### Given exercise
Output all of the records exactly as written.

### Entries supplied
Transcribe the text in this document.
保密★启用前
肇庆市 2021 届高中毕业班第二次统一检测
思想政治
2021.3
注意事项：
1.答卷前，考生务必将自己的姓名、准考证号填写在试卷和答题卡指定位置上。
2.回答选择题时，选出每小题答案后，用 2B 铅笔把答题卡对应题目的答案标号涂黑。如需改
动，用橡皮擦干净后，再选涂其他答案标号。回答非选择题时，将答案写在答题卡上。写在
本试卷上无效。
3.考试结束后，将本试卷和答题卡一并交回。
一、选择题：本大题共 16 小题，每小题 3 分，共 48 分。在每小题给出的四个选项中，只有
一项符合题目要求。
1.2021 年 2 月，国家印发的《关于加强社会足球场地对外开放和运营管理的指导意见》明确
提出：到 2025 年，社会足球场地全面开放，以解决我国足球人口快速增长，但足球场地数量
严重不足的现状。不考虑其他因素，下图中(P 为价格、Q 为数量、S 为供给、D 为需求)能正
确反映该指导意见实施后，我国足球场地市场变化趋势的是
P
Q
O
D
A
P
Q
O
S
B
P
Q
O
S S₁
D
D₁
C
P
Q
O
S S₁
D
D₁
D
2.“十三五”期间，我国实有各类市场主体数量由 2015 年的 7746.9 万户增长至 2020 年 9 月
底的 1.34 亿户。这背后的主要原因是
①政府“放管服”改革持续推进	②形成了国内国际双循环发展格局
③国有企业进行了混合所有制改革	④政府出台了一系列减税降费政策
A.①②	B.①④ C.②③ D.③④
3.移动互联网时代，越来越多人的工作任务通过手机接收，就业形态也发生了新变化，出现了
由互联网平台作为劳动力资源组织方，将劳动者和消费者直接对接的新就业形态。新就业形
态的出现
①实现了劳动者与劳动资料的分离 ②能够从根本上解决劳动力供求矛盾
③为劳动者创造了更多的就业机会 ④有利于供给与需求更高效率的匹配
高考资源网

### Solution
Transcribe the text in this document.
保密★启用前
肇庆市 2021 届高中毕业班第二次统一检测
思想政治
2021.3
注意事项：
1.答卷前，考生务必将自己的姓名、准考证号填写在试卷和答题卡指定位置上。
2.回答选择题时，选出每小题答案后，用 2B 铅笔把答题卡对应题目的答案标号涂黑。如需改
动，用橡皮擦干净后，再选涂其他答案标号。回答非选择题时，将答案写在答题卡上。写在
本试卷上无效。
3.考试结束后，将本试卷和答题卡一并交回。
一、选择题：本大题共 16 小题，每小题 3 分，共 48 分。在每小题给出的四个选项中，只有
一项符合题目要求。
1.2021 年 2 月，国家印发的《关于加强社会足球场地对外开放和运营管理的指导意见》明确
提出：到 2025 年，社会足球场地全面开放，以解决我国足球人口快速增长，但足球场地数量
严重不足的现状。不考虑其他因素，下图中(P 为价格、Q 为数量、S 为供给、D 为需求)能正
确反映该指导意见实施后，我国足球场地市场变化趋势的是
P
Q
O
D
A
P
Q
O
S
B
P
Q
O
S S₁
D
D₁
C
P
Q
O
S S₁
D
D₁
D
2.“十三五”期间，我国实有各类市场主体数量由 2015 年的 7746.9 万户增长至 2020 年 9 月
底的 1.34 亿户。这背后的主要原因是
①政府“放管服”改革持续推进	②形成了国内国际双循环发展格局
③国有企业进行了混合所有制改革	④政府出台了一系列减税降费政策
A.①②	B.①④ C.②③ D.③④
3.移动互联网时代，越来越多人的工作任务通过手机接收，就业形态也发生了新变化，出现了
由互联网平台作为劳动力资源组织方，将劳动者和消费者直接对接的新就业形态。新就业形
态的出现
①实现了劳动者与劳动资料的分离 ②能够从根本上解决劳动力供求矛盾
③为劳动者创造了更多的就业机会 ④有利于供给与需求更高效率的匹配
高考资源网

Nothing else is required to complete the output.